● Stated task:
Transcribe everything in the data word for word. Pictures are left out.

··· Source material ···

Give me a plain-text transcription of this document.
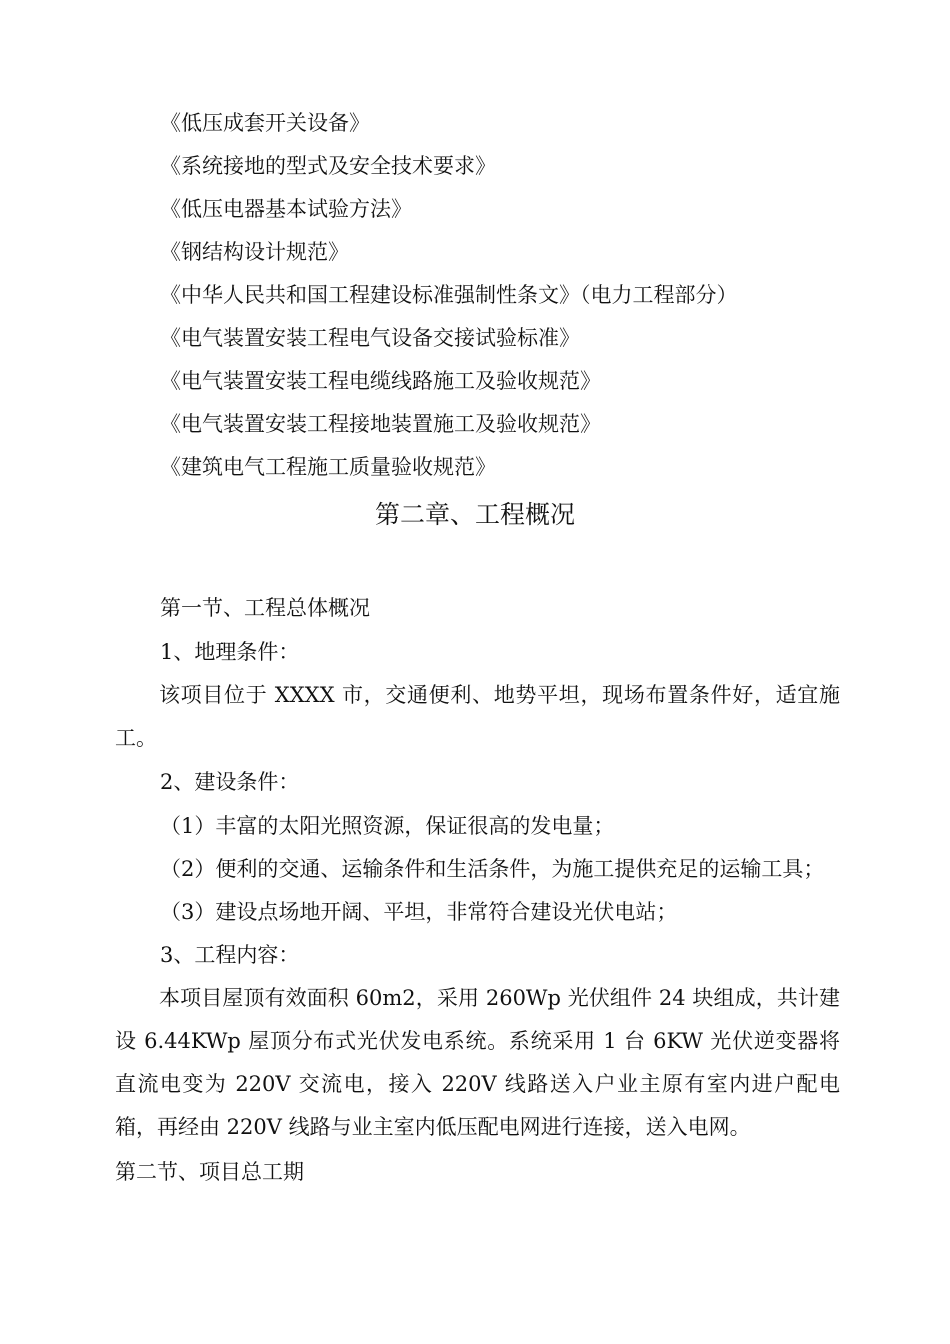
《低压成套开关设备》
《系统接地的型式及安全技术要求》
《低压电器基本试验方法》
《钢结构设计规范》
《中华人民共和国工程建设标准强制性条文》（电力工程部分）
《电气装置安装工程电气设备交接试验标准》
《电气装置安装工程电缆线路施工及验收规范》
《电气装置安装工程接地装置施工及验收规范》
《建筑电气工程施工质量验收规范》
第二章、工程概况
第一节、工程总体概况
1、地理条件：
该项目位于 XXXX 市，交通便利、地势平坦，现场布置条件好，适宜施工。
2、建设条件：
（1）丰富的太阳光照资源，保证很高的发电量；
（2）便利的交通、运输条件和生活条件，为施工提供充足的运输工具；
（3）建设点场地开阔、平坦，非常符合建设光伏电站；
3、工程内容：
本项目屋顶有效面积 60m2，采用 260Wp 光伏组件 24 块组成，共计建设 6.44KWp 屋顶分布式光伏发电系统。系统采用 1 台 6KW 光伏逆变器将直流电变为 220V 交流电，接入 220V 线路送入户业主原有室内进户配电箱，再经由 220V 线路与业主室内低压配电网进行连接，送入电网。
第二节、项目总工期
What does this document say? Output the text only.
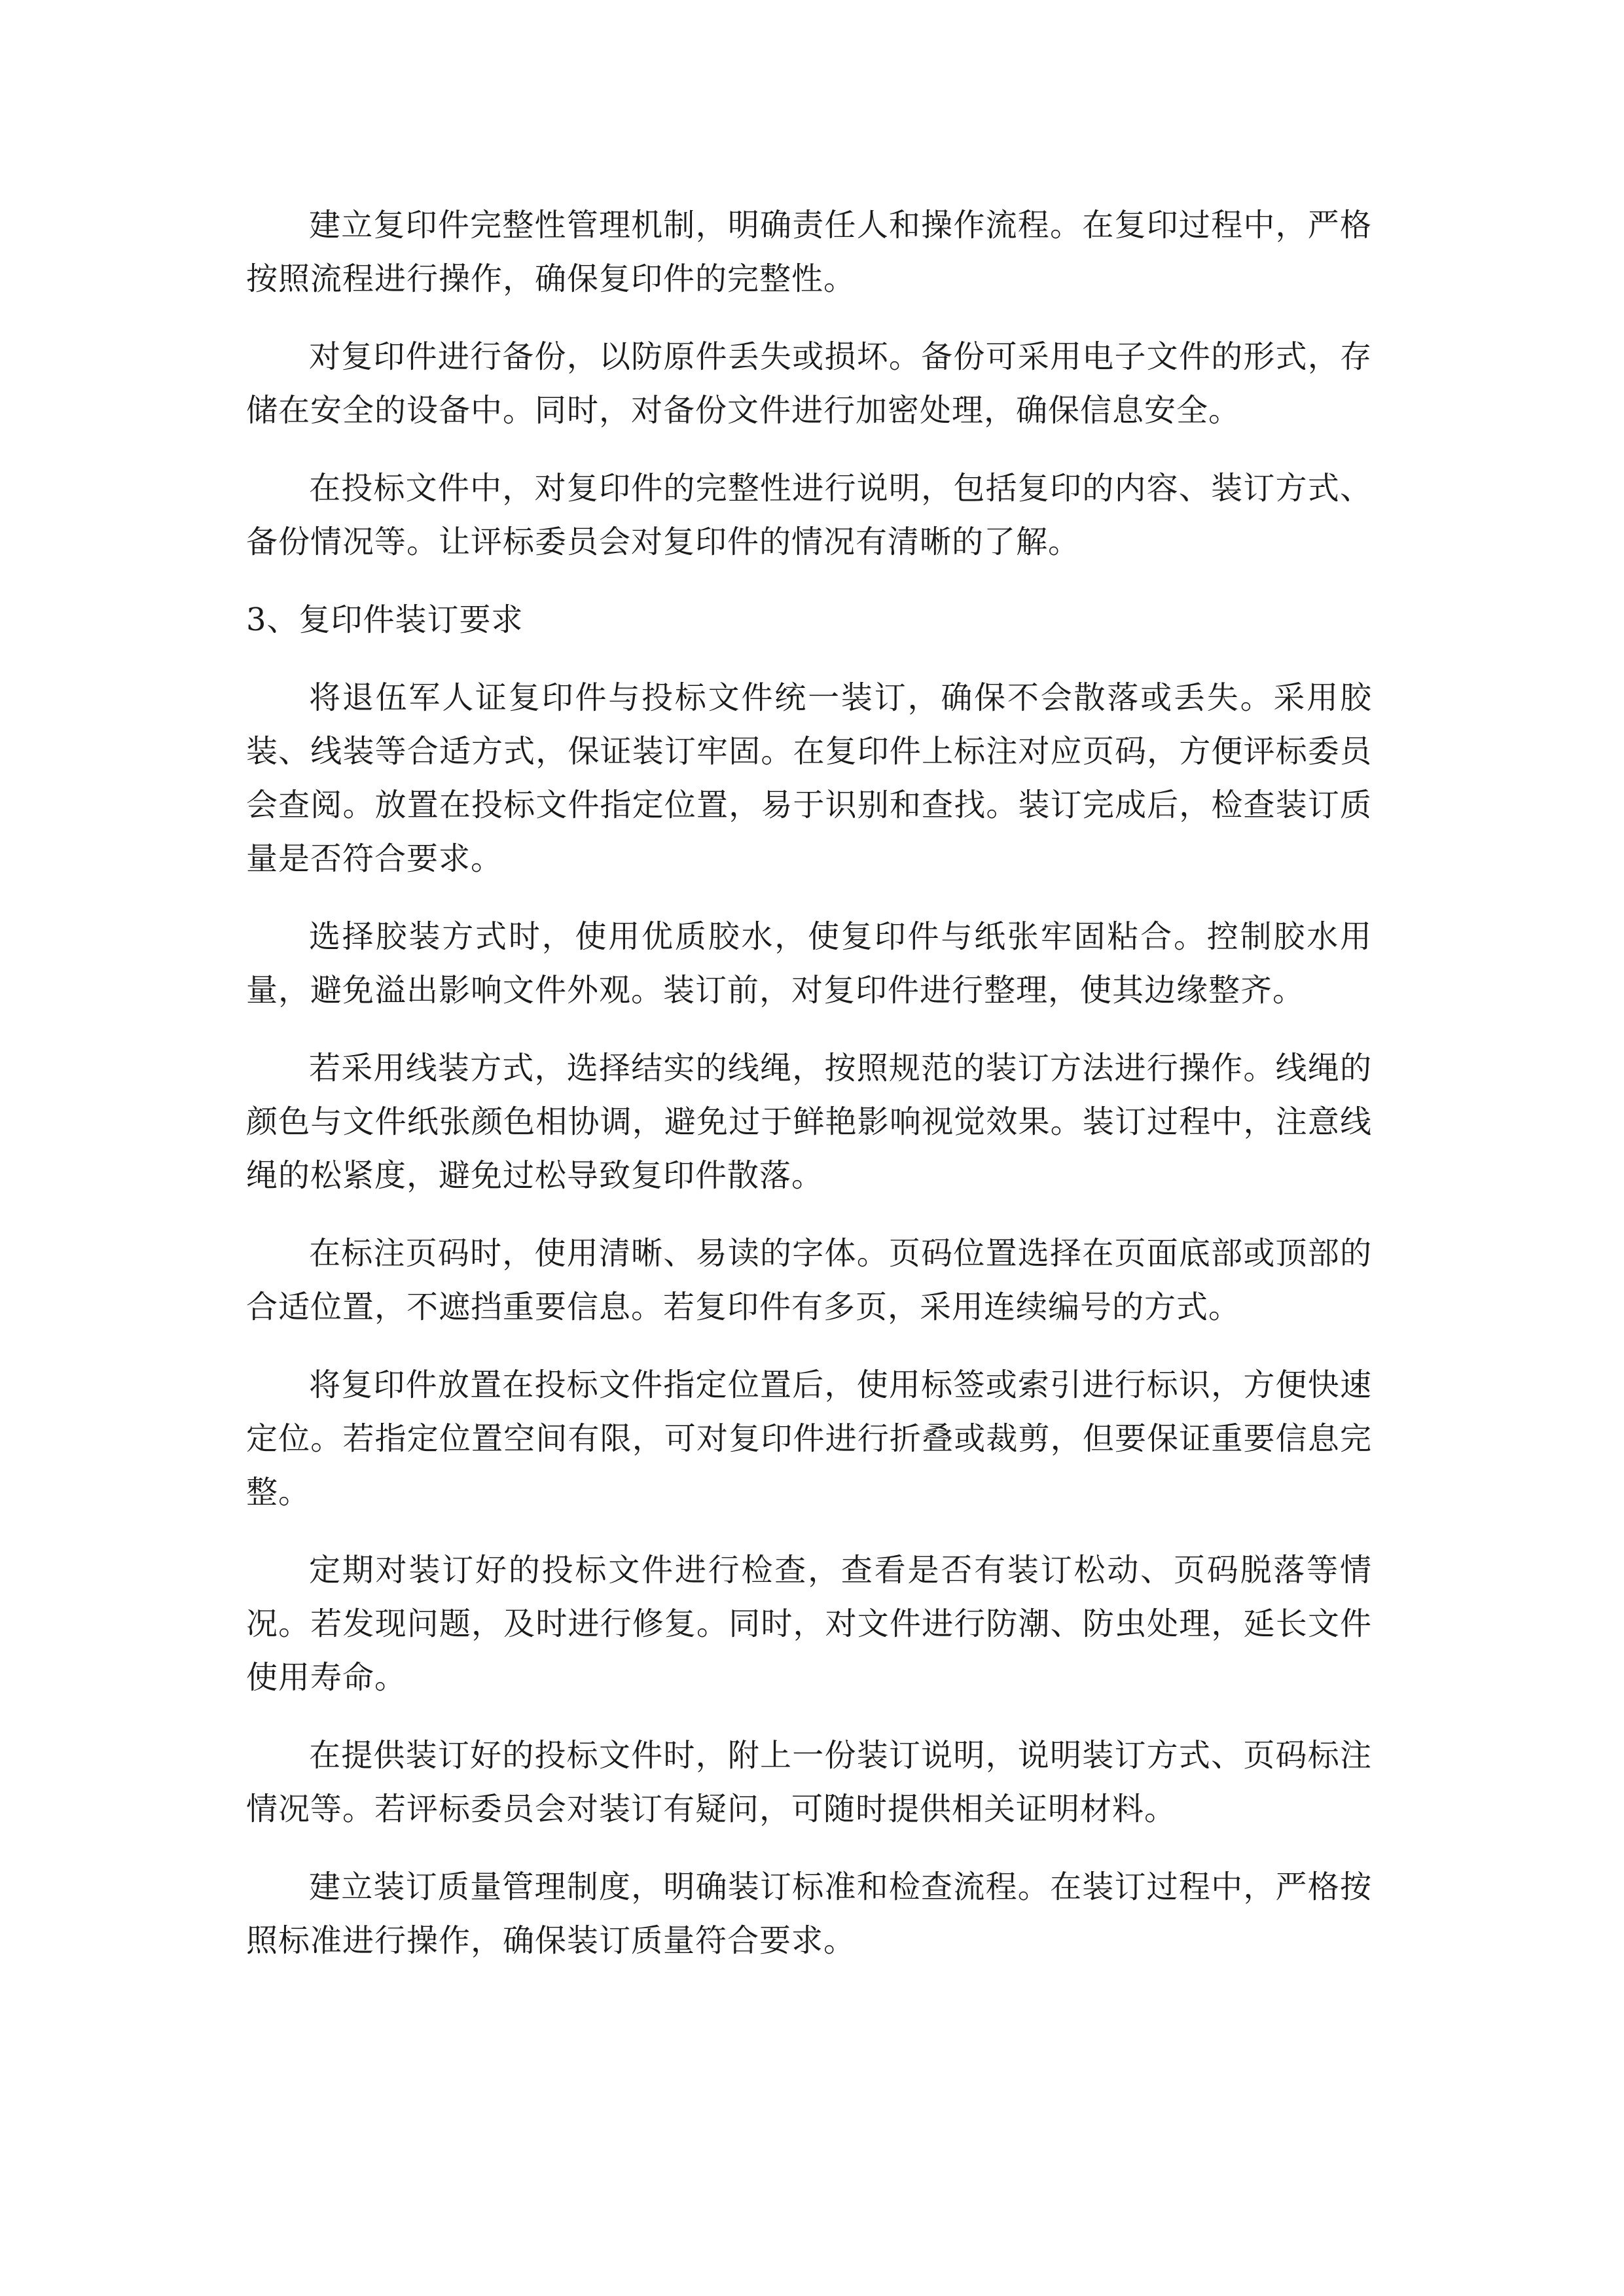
建立复印件完整性管理机制，明确责任人和操作流程。在复印过程中，严格按照流程进行操作，确保复印件的完整性。

对复印件进行备份，以防原件丢失或损坏。备份可采用电子文件的形式，存储在安全的设备中。同时，对备份文件进行加密处理，确保信息安全。

在投标文件中，对复印件的完整性进行说明，包括复印的内容、装订方式、备份情况等。让评标委员会对复印件的情况有清晰的了解。

3、复印件装订要求

将退伍军人证复印件与投标文件统一装订，确保不会散落或丢失。采用胶装、线装等合适方式，保证装订牢固。在复印件上标注对应页码，方便评标委员会查阅。放置在投标文件指定位置，易于识别和查找。装订完成后，检查装订质量是否符合要求。

选择胶装方式时，使用优质胶水，使复印件与纸张牢固粘合。控制胶水用量，避免溢出影响文件外观。装订前，对复印件进行整理，使其边缘整齐。

若采用线装方式，选择结实的线绳，按照规范的装订方法进行操作。线绳的颜色与文件纸张颜色相协调，避免过于鲜艳影响视觉效果。装订过程中，注意线绳的松紧度，避免过松导致复印件散落。

在标注页码时，使用清晰、易读的字体。页码位置选择在页面底部或顶部的合适位置，不遮挡重要信息。若复印件有多页，采用连续编号的方式。

将复印件放置在投标文件指定位置后，使用标签或索引进行标识，方便快速定位。若指定位置空间有限，可对复印件进行折叠或裁剪，但要保证重要信息完整。

定期对装订好的投标文件进行检查，查看是否有装订松动、页码脱落等情况。若发现问题，及时进行修复。同时，对文件进行防潮、防虫处理，延长文件使用寿命。

在提供装订好的投标文件时，附上一份装订说明，说明装订方式、页码标注情况等。若评标委员会对装订有疑问，可随时提供相关证明材料。

建立装订质量管理制度，明确装订标准和检查流程。在装订过程中，严格按照标准进行操作，确保装订质量符合要求。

···

● Correct result:
Give me a plain-text transcription of this document.
《低压成套开关设备》
《系统接地的型式及安全技术要求》
《低压电器基本试验方法》
《钢结构设计规范》
《中华人民共和国工程建设标准强制性条文》（电力工程部分）
《电气装置安装工程电气设备交接试验标准》
《电气装置安装工程电缆线路施工及验收规范》
《电气装置安装工程接地装置施工及验收规范》
《建筑电气工程施工质量验收规范》
第二章、工程概况
第一节、工程总体概况
1、地理条件：
该项目位于 XXXX 市，交通便利、地势平坦，现场布置条件好，适宜施工。
2、建设条件：
（1）丰富的太阳光照资源，保证很高的发电量；
（2）便利的交通、运输条件和生活条件，为施工提供充足的运输工具；
（3）建设点场地开阔、平坦，非常符合建设光伏电站；
3、工程内容：
本项目屋顶有效面积 60m2，采用 260Wp 光伏组件 24 块组成，共计建设 6.44KWp 屋顶分布式光伏发电系统。系统采用 1 台 6KW 光伏逆变器将直流电变为 220V 交流电，接入 220V 线路送入户业主原有室内进户配电箱，再经由 220V 线路与业主室内低压配电网进行连接，送入电网。
第二节、项目总工期
What does this document say? Output the text only.
建立复印件完整性管理机制，明确责任人和操作流程。在复印过程中，严格按照流程进行操作，确保复印件的完整性。

对复印件进行备份，以防原件丢失或损坏。备份可采用电子文件的形式，存储在安全的设备中。同时，对备份文件进行加密处理，确保信息安全。

在投标文件中，对复印件的完整性进行说明，包括复印的内容、装订方式、备份情况等。让评标委员会对复印件的情况有清晰的了解。

3、复印件装订要求

将退伍军人证复印件与投标文件统一装订，确保不会散落或丢失。采用胶装、线装等合适方式，保证装订牢固。在复印件上标注对应页码，方便评标委员会查阅。放置在投标文件指定位置，易于识别和查找。装订完成后，检查装订质量是否符合要求。

选择胶装方式时，使用优质胶水，使复印件与纸张牢固粘合。控制胶水用量，避免溢出影响文件外观。装订前，对复印件进行整理，使其边缘整齐。

若采用线装方式，选择结实的线绳，按照规范的装订方法进行操作。线绳的颜色与文件纸张颜色相协调，避免过于鲜艳影响视觉效果。装订过程中，注意线绳的松紧度，避免过松导致复印件散落。

在标注页码时，使用清晰、易读的字体。页码位置选择在页面底部或顶部的合适位置，不遮挡重要信息。若复印件有多页，采用连续编号的方式。

将复印件放置在投标文件指定位置后，使用标签或索引进行标识，方便快速定位。若指定位置空间有限，可对复印件进行折叠或裁剪，但要保证重要信息完整。

定期对装订好的投标文件进行检查，查看是否有装订松动、页码脱落等情况。若发现问题，及时进行修复。同时，对文件进行防潮、防虫处理，延长文件使用寿命。

在提供装订好的投标文件时，附上一份装订说明，说明装订方式、页码标注情况等。若评标委员会对装订有疑问，可随时提供相关证明材料。

建立装订质量管理制度，明确装订标准和检查流程。在装订过程中，严格按照标准进行操作，确保装订质量符合要求。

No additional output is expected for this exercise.